── Records supplied

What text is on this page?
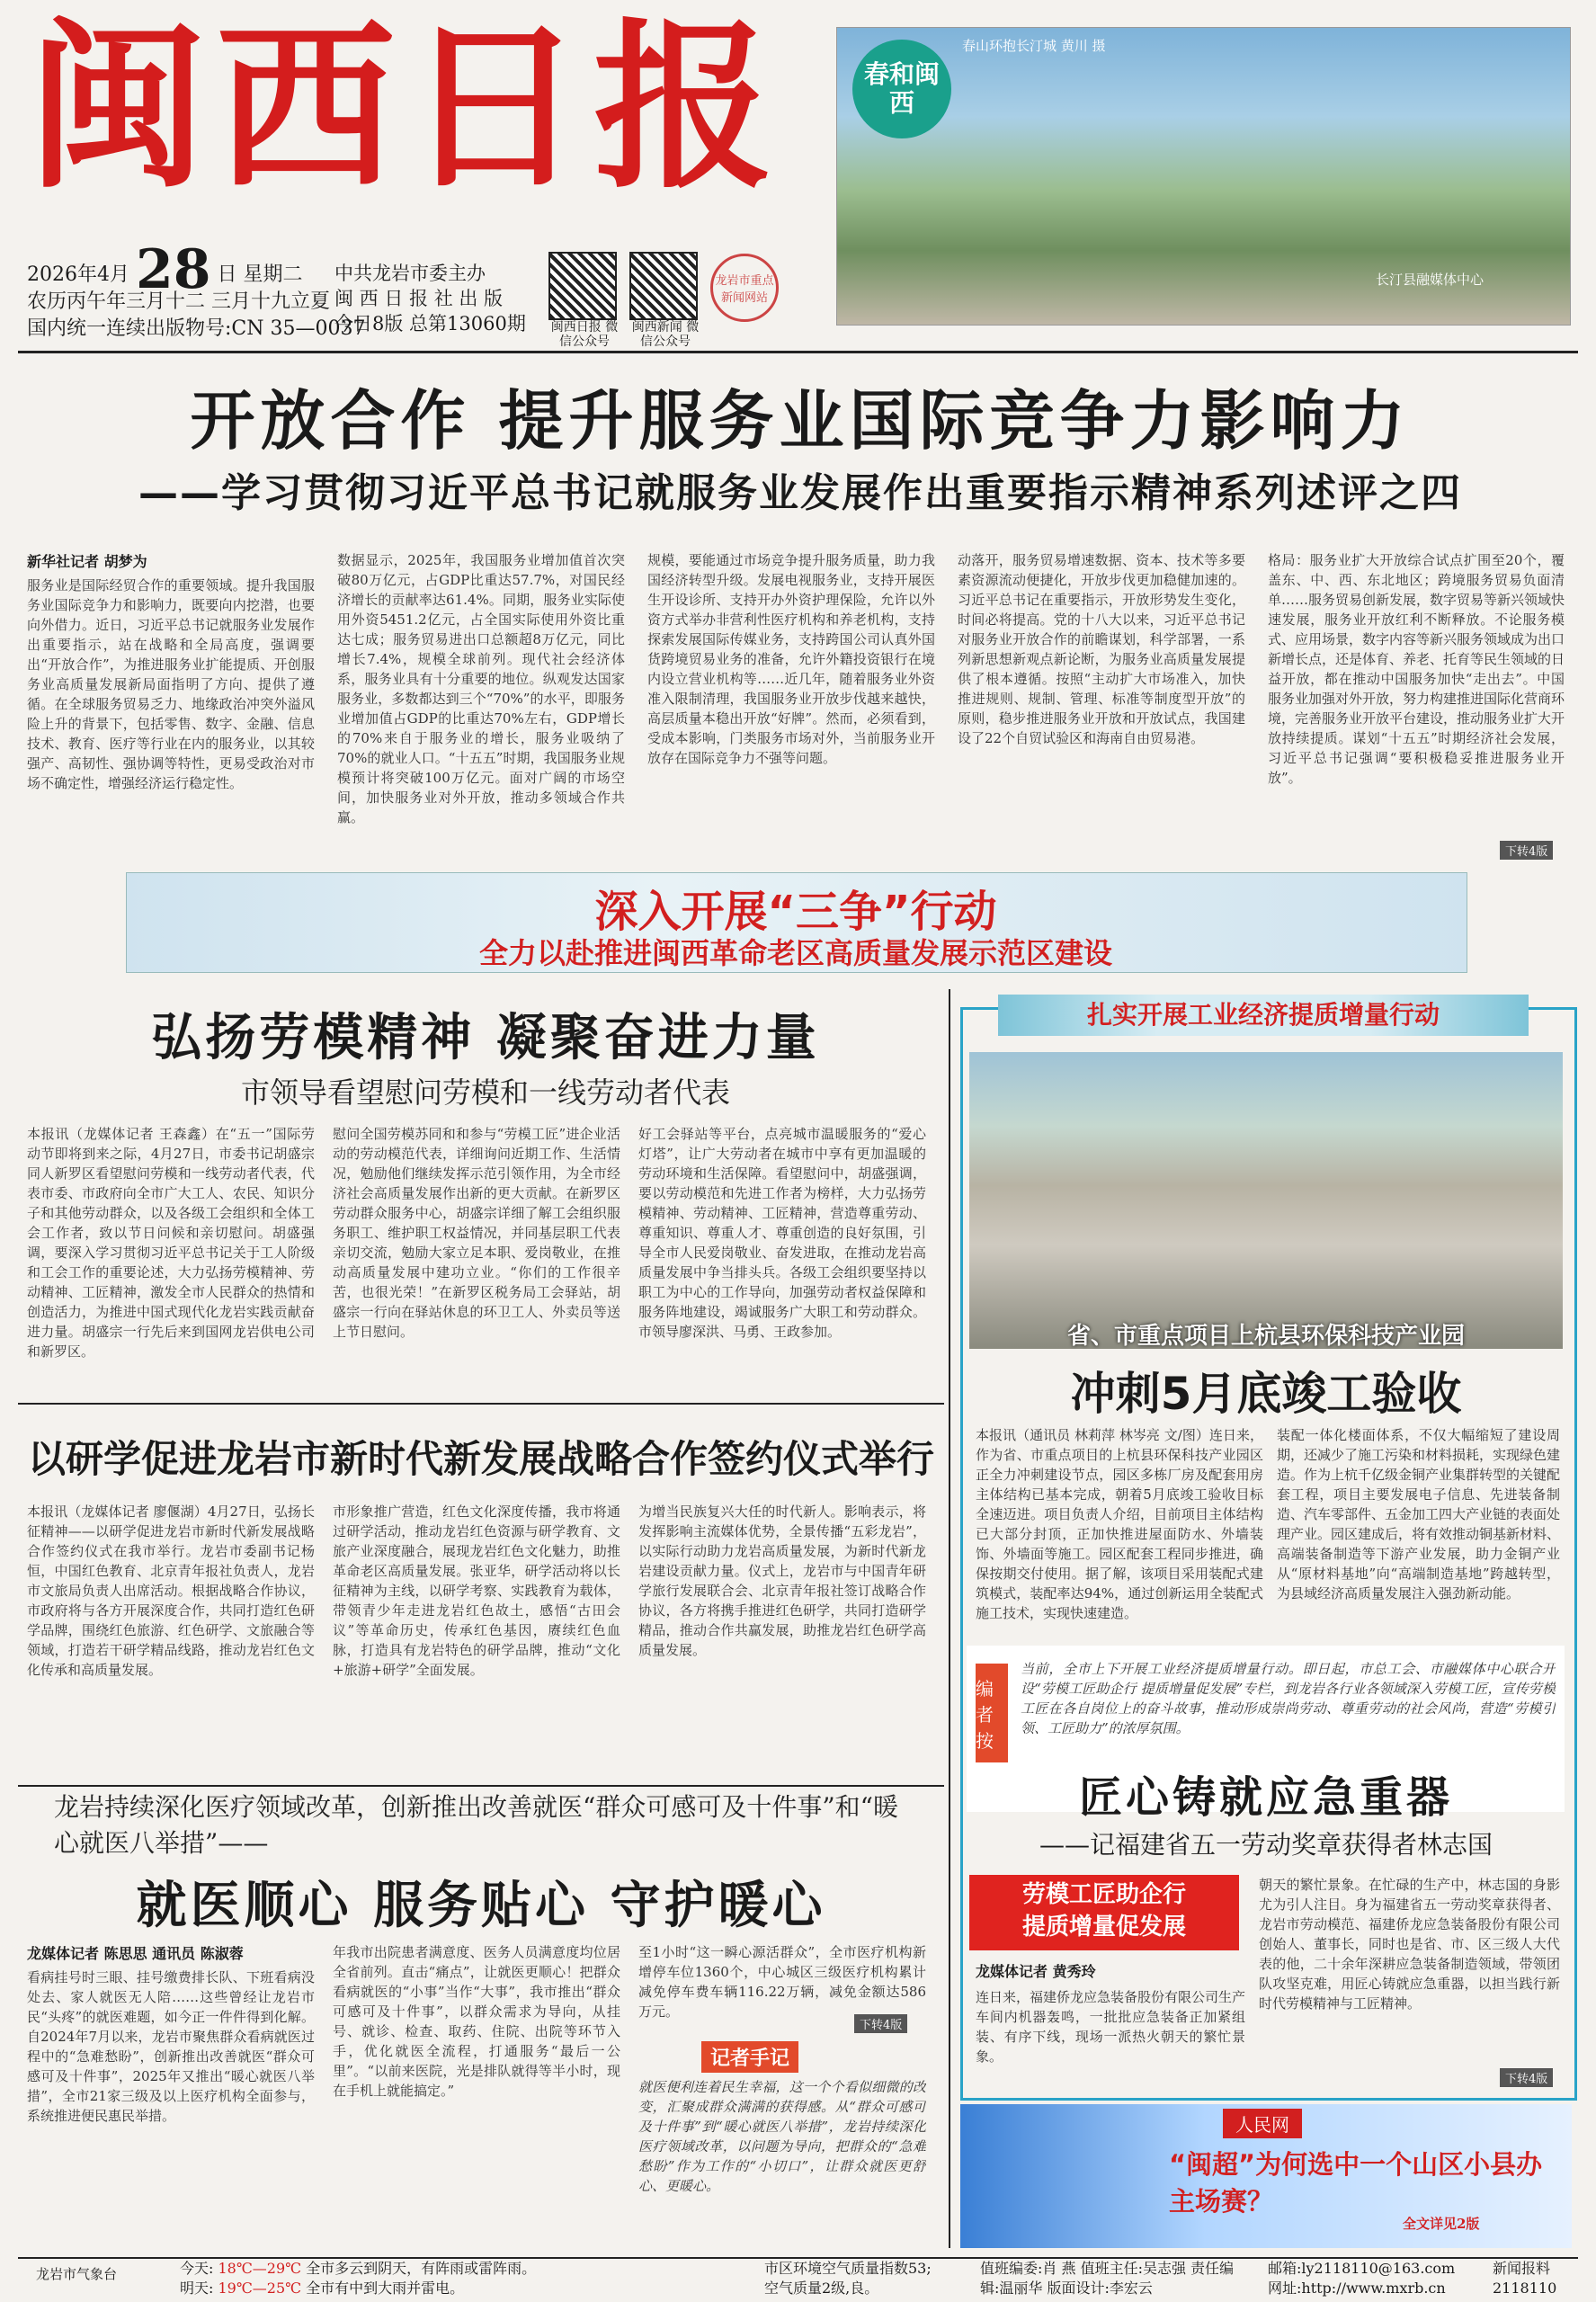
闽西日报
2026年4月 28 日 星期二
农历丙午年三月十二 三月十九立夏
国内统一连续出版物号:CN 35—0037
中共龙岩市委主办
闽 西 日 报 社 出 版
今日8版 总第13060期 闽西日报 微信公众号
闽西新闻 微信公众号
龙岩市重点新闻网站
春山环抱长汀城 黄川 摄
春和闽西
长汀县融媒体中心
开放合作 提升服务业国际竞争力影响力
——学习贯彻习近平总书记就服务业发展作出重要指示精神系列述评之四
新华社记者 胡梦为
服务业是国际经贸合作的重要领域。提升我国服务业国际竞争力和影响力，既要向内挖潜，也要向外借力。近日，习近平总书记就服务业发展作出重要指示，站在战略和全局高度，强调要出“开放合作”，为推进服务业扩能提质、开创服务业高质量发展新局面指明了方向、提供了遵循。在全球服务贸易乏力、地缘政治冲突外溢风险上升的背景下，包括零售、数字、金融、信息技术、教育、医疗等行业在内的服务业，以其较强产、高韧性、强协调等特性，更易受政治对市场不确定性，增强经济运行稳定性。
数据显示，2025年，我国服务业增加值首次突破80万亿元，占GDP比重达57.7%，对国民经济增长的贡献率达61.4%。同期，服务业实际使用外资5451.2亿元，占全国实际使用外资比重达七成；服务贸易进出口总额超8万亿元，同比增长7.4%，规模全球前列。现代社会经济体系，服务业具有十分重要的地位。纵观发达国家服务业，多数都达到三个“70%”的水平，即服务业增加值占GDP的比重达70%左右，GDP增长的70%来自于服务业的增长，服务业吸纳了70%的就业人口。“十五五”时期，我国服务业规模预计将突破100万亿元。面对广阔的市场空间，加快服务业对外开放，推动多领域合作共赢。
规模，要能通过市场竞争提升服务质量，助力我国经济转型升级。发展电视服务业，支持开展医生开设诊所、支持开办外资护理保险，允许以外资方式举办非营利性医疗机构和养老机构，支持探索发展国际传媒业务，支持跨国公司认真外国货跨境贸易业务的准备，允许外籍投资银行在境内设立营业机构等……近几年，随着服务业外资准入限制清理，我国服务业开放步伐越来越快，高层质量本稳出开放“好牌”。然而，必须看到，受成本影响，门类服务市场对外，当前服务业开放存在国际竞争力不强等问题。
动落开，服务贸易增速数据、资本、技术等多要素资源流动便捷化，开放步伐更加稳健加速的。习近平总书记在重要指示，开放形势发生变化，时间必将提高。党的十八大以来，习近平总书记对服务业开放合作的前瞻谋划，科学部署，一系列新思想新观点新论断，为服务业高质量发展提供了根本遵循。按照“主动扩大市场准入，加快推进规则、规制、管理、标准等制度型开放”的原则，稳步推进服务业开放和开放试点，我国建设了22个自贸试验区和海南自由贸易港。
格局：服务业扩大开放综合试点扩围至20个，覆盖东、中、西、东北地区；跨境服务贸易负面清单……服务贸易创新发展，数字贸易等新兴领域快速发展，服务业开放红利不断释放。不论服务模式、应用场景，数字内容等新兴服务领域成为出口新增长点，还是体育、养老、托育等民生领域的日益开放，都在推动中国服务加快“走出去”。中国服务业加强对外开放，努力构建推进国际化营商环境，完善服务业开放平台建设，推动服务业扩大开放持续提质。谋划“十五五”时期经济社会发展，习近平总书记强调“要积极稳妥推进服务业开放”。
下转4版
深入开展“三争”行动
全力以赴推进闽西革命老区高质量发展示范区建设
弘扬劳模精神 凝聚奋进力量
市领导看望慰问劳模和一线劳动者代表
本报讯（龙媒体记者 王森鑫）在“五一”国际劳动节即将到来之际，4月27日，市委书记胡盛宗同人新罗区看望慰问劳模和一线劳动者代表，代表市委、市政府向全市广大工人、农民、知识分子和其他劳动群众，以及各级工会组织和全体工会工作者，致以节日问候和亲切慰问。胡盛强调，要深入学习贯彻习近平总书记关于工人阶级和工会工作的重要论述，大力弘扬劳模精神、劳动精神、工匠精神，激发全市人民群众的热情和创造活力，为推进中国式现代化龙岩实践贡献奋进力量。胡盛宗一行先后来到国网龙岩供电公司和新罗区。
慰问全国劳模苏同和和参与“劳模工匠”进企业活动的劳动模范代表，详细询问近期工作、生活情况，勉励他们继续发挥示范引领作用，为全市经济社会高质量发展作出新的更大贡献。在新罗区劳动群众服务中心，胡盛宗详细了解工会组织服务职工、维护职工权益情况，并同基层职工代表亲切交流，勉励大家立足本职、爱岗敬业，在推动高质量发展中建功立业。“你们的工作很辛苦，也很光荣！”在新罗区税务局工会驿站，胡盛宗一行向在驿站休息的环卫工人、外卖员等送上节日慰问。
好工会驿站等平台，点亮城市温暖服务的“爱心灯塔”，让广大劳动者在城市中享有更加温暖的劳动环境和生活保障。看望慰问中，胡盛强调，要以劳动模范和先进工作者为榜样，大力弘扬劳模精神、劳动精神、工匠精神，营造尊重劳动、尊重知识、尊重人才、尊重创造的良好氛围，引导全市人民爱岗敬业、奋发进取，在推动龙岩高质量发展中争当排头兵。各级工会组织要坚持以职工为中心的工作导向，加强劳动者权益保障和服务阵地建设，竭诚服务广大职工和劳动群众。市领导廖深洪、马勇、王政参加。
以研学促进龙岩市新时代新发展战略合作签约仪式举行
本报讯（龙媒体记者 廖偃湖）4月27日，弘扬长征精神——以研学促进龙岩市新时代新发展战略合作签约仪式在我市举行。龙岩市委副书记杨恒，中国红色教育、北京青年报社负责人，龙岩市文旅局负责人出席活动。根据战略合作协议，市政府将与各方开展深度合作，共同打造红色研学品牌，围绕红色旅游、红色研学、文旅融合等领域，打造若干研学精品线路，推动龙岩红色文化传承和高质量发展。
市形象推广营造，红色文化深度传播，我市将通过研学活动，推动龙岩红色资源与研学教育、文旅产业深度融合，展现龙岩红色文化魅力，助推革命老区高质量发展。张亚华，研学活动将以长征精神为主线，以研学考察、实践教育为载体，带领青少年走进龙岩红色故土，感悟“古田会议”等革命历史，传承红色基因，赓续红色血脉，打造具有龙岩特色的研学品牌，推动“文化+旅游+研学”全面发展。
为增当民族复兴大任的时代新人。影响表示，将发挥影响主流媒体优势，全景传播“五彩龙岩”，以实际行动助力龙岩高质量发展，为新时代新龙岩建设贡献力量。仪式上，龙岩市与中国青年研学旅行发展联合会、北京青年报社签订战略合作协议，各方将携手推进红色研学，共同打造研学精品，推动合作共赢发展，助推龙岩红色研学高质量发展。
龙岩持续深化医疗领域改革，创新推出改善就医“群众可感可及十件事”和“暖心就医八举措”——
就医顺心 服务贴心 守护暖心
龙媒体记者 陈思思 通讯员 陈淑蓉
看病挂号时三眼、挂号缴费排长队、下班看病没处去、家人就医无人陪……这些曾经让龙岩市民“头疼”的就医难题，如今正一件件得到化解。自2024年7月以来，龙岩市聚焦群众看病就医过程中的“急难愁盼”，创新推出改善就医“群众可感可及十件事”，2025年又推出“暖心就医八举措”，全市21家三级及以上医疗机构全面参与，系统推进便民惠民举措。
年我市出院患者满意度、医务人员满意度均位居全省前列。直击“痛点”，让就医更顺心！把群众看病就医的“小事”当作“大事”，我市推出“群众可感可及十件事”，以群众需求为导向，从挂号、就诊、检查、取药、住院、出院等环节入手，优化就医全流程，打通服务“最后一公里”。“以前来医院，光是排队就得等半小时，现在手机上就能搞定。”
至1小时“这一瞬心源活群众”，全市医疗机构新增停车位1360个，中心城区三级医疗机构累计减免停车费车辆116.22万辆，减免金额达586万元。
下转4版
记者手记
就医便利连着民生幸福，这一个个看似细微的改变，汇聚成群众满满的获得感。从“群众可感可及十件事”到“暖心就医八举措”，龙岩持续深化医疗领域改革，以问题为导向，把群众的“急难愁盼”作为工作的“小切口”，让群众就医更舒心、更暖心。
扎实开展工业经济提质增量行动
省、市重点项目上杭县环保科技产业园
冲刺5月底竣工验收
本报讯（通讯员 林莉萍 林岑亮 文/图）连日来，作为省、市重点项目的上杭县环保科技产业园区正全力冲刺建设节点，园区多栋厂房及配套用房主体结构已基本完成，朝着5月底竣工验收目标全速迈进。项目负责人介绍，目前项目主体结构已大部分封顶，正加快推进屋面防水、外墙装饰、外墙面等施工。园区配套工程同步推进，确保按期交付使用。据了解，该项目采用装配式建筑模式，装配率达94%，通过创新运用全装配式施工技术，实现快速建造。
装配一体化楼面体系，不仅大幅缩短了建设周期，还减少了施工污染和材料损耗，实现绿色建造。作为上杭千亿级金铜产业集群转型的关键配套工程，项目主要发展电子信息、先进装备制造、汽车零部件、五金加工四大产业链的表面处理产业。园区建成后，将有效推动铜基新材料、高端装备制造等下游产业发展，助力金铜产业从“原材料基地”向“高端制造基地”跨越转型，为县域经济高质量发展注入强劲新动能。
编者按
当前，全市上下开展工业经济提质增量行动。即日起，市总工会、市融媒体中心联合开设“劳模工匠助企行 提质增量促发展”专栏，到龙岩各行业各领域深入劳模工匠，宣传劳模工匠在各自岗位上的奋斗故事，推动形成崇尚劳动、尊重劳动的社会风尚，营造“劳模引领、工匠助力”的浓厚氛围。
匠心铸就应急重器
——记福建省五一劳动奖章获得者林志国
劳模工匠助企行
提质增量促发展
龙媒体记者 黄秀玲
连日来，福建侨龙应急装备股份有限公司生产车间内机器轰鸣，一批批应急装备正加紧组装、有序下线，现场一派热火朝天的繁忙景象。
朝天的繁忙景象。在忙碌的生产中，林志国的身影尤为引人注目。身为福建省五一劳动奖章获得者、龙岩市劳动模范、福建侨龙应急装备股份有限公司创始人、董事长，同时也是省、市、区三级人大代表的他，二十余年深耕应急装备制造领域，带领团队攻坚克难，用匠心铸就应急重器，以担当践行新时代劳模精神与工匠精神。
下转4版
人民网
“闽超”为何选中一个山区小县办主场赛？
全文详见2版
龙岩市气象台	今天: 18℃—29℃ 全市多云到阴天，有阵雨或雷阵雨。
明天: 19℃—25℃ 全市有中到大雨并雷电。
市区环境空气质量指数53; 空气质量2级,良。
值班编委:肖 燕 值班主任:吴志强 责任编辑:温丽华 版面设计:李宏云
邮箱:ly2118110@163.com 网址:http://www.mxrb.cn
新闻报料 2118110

────

◆ Exercise
Copy out every line from the material above in which the word "创新推出改善就医" appears.

◆ The result
龙岩持续深化医疗领域改革，创新推出改善就医“群众可感可及十件事”和“暖心就医八举措”——
看病挂号时三眼、挂号缴费排长队、下班看病没处去、家人就医无人陪……这些曾经让龙岩市民“头疼”的就医难题，如今正一件件得到化解。自2024年7月以来，龙岩市聚焦群众看病就医过程中的“急难愁盼”，创新推出改善就医“群众可感可及十件事”，2025年又推出“暖心就医八举措”，全市21家三级及以上医疗机构全面参与，系统推进便民惠民举措。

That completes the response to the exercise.